Short problem:
Read the lines that follow and pick out every one containing the word "visit".

(Some records)
-- start --

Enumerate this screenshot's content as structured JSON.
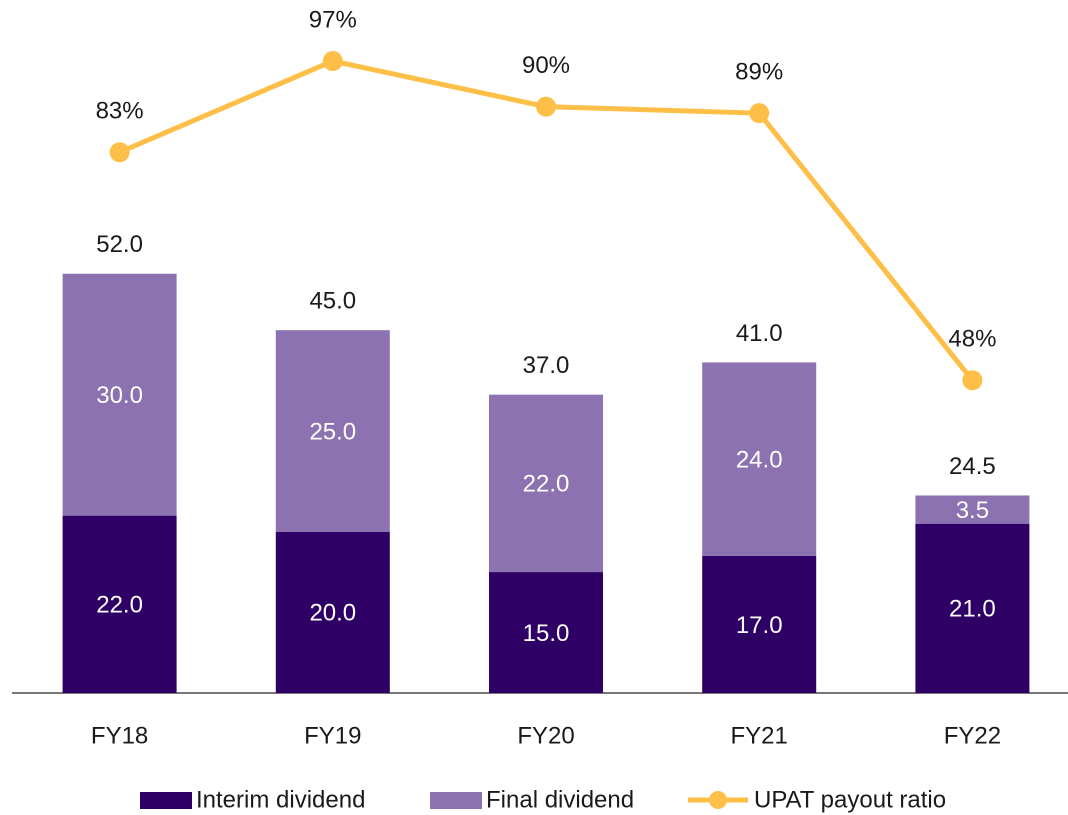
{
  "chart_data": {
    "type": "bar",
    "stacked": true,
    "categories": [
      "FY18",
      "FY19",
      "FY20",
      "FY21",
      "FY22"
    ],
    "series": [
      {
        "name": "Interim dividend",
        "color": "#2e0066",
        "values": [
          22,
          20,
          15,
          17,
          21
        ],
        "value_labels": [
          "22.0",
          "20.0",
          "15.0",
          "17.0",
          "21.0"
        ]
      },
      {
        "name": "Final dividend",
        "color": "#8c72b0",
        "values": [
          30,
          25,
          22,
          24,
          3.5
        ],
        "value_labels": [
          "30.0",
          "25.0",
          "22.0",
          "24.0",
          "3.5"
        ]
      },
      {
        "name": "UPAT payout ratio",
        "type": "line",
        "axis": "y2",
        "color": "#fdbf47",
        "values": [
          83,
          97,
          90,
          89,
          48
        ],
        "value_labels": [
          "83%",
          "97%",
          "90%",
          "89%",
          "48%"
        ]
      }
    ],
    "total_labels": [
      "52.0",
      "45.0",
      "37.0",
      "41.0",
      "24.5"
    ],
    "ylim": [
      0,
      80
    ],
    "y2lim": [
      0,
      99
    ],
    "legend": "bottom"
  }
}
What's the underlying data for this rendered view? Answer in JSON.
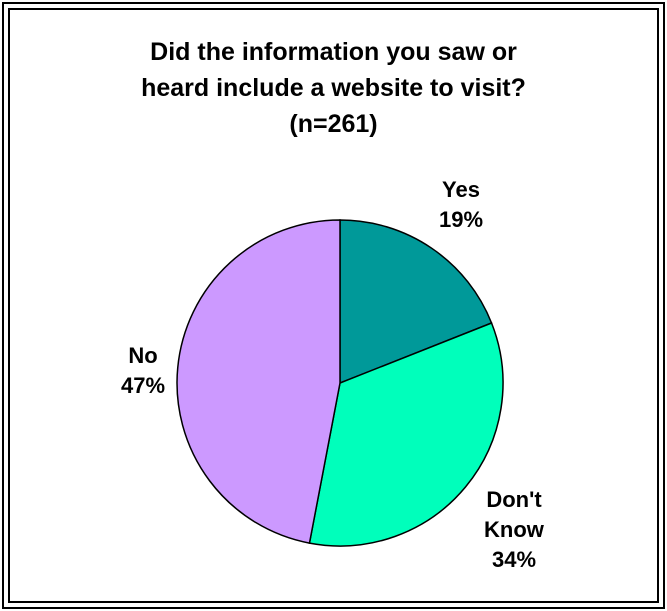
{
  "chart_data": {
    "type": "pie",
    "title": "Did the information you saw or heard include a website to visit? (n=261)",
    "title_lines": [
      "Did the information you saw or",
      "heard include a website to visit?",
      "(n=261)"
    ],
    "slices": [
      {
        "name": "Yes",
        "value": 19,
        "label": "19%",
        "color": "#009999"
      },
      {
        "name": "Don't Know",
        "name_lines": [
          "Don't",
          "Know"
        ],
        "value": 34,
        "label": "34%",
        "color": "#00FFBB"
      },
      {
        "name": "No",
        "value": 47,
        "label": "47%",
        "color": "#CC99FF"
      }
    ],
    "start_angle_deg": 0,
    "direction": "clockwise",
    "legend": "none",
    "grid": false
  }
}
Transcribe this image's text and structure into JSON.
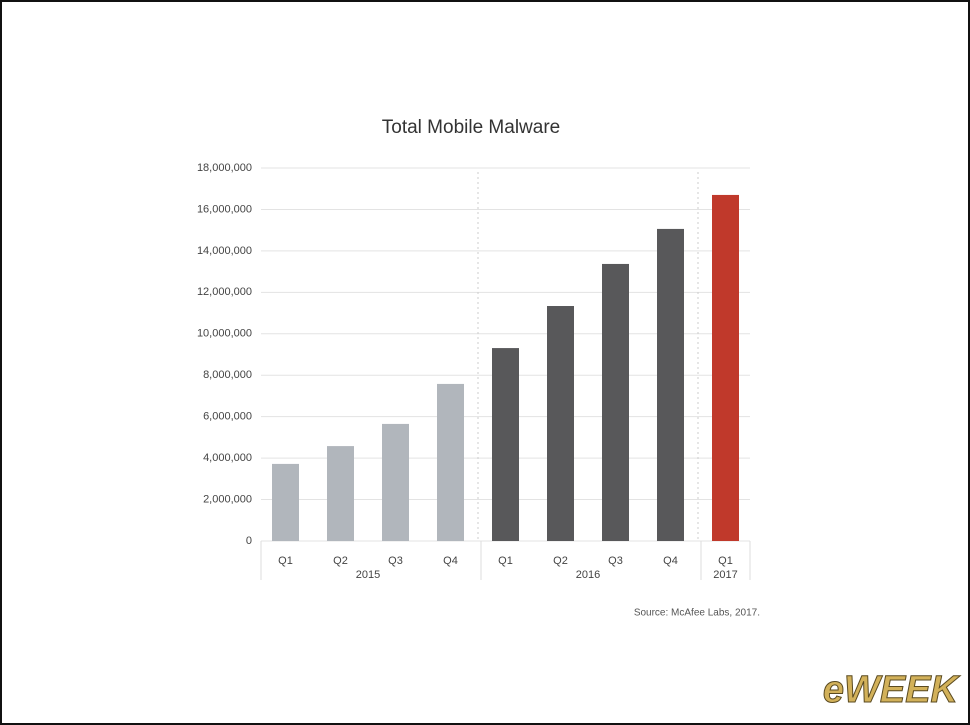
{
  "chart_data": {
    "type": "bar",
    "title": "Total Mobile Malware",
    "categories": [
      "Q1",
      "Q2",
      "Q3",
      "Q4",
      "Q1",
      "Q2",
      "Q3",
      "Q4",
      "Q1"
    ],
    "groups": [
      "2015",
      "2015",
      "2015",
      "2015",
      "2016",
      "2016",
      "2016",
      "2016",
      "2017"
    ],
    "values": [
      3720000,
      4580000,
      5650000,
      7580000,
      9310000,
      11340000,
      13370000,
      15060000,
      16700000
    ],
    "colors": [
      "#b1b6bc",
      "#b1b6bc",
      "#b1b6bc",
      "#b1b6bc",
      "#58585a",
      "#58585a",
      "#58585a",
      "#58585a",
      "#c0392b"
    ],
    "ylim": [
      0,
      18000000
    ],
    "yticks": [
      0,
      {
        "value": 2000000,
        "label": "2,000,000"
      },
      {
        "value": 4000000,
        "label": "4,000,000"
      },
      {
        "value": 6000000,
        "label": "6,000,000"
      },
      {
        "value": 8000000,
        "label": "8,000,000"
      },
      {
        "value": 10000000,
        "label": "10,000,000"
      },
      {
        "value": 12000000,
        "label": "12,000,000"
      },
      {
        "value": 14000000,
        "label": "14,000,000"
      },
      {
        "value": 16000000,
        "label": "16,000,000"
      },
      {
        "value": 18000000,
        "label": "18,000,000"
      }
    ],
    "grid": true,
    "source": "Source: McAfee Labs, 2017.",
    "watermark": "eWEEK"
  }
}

-- end --

Solution:
    "title": "Did the information you saw or heard include a website to visit? (n=261)",
      "heard include a website to visit?",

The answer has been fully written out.